Which lines in the records below contain the word "Futters"? Copy each one out.

--- Start of Material provided ---

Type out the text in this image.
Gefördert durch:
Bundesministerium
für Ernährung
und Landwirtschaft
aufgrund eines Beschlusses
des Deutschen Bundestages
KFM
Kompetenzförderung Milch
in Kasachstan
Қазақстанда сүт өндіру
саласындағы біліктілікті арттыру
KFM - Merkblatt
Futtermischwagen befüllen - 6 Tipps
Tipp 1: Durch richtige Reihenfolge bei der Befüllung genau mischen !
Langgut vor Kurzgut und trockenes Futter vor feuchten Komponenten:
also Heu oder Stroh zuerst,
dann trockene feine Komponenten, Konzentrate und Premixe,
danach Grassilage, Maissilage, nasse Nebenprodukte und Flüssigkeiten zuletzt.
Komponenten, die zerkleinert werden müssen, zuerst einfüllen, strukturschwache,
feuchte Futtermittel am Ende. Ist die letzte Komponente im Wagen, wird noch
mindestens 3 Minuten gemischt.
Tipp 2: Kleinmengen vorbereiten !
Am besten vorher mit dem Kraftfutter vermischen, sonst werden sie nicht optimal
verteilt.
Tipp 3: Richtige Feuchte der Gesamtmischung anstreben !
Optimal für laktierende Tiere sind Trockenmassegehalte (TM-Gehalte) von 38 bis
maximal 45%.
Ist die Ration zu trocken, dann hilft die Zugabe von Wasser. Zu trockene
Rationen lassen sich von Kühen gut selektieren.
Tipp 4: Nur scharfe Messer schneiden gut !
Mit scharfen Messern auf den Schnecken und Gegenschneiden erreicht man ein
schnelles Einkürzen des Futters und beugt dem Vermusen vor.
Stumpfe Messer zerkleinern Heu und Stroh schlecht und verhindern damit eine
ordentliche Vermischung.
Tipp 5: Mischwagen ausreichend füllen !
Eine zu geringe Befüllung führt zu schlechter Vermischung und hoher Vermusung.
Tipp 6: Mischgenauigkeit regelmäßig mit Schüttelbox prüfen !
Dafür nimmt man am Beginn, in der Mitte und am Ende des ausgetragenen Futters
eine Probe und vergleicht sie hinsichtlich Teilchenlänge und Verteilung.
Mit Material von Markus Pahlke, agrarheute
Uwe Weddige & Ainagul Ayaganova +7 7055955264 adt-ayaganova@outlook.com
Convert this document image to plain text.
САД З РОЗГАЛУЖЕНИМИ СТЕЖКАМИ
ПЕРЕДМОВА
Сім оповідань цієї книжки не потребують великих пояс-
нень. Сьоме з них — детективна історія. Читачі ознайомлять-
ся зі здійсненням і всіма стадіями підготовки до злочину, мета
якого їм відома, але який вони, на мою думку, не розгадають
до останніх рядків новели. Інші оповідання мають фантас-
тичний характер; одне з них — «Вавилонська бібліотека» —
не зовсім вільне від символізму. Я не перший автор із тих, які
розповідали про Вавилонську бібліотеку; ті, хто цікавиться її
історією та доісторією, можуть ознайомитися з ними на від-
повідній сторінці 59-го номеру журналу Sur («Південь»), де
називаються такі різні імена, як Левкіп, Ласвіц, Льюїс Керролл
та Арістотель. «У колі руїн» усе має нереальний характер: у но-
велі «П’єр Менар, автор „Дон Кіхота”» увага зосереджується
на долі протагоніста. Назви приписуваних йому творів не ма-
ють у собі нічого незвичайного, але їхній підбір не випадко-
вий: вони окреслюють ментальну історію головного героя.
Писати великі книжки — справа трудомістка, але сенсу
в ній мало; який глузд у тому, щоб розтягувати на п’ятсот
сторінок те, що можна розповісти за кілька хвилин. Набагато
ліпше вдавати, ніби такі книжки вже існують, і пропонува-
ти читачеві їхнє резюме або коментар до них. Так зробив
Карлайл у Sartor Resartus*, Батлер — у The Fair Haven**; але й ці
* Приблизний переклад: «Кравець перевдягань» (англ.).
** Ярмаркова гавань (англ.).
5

--- End of Material provided ---

--- Reply to the task ---
schnelles Einkürzen des Futters und beugt dem Vermusen vor.
Dafür nimmt man am Beginn, in der Mitte und am Ende des ausgetragenen Futters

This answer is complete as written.